-- Begin Record extracts --
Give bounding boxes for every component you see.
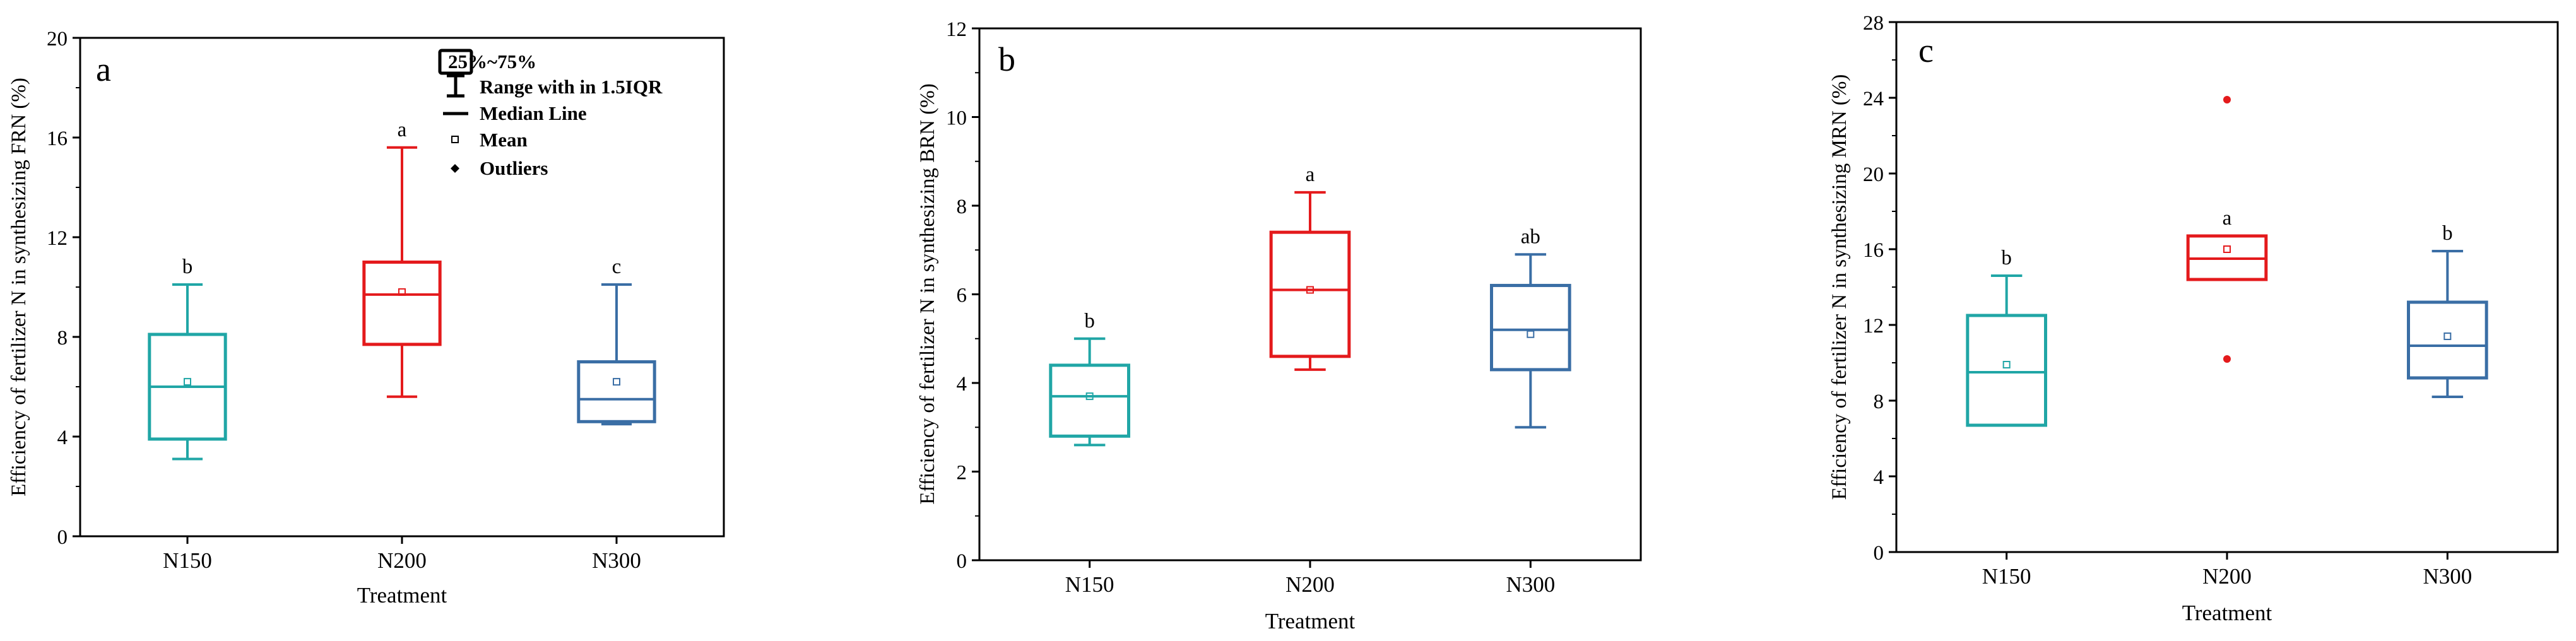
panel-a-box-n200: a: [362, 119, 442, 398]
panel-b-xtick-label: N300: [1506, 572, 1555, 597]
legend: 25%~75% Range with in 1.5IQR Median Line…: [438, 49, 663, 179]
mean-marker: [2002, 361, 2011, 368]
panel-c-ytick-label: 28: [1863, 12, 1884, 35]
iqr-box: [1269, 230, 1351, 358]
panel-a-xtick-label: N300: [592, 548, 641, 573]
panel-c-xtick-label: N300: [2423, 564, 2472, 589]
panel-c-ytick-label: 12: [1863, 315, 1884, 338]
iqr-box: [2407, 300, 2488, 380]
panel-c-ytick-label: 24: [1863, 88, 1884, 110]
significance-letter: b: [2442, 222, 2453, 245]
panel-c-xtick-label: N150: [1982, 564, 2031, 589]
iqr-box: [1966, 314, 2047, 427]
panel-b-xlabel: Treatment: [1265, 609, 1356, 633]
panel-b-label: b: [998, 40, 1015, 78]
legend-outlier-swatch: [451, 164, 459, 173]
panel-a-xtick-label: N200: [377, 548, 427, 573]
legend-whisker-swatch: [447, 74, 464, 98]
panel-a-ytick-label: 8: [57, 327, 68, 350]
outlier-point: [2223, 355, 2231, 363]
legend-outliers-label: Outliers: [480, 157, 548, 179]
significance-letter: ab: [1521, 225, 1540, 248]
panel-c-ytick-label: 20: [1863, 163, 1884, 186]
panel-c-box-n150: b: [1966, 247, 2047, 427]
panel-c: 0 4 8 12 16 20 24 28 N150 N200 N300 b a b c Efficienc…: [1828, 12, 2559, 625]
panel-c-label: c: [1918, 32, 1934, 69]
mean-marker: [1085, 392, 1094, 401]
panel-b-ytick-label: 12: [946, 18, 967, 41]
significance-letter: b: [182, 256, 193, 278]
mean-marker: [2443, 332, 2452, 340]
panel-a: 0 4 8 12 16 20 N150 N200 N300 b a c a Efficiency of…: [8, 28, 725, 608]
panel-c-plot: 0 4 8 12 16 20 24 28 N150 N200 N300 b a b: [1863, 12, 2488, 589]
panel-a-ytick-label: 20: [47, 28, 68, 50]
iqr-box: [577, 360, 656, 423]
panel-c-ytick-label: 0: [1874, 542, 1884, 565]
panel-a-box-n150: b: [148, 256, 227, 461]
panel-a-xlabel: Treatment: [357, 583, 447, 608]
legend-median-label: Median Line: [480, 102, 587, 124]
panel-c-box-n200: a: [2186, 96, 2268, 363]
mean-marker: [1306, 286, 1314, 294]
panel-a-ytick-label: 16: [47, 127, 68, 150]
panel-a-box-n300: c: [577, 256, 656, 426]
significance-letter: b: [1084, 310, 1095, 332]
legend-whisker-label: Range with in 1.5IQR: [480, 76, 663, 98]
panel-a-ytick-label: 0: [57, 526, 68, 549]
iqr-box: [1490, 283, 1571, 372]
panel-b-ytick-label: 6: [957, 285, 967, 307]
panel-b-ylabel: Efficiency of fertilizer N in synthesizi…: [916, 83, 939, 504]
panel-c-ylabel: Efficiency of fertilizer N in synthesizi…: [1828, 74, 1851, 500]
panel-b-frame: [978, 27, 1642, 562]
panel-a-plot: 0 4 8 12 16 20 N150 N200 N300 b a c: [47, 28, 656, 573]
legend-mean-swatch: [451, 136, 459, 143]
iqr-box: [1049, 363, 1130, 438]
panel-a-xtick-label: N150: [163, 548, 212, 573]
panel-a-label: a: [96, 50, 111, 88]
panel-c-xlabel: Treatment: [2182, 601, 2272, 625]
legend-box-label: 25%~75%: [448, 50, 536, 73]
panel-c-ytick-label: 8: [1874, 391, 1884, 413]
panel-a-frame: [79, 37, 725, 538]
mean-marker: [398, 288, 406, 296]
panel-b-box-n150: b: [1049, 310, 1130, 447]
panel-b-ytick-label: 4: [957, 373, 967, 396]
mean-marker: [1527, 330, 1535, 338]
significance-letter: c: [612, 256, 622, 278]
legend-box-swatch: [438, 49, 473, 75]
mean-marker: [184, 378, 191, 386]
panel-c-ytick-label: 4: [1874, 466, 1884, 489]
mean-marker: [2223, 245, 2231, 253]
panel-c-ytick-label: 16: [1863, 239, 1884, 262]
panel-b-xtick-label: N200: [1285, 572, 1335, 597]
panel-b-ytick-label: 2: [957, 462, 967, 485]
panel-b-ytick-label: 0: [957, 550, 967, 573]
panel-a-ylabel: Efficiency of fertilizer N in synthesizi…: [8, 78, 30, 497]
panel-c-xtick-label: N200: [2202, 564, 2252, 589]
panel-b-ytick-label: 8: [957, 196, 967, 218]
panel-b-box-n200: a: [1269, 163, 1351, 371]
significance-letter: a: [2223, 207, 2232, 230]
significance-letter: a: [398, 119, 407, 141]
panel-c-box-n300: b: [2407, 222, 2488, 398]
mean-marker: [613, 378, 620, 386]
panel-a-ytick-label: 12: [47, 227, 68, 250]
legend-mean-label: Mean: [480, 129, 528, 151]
-- End Record extracts --
Count the lines in the records that contain the string "fertilizer", treating uppercase and lowercase as different, and give only the number.

3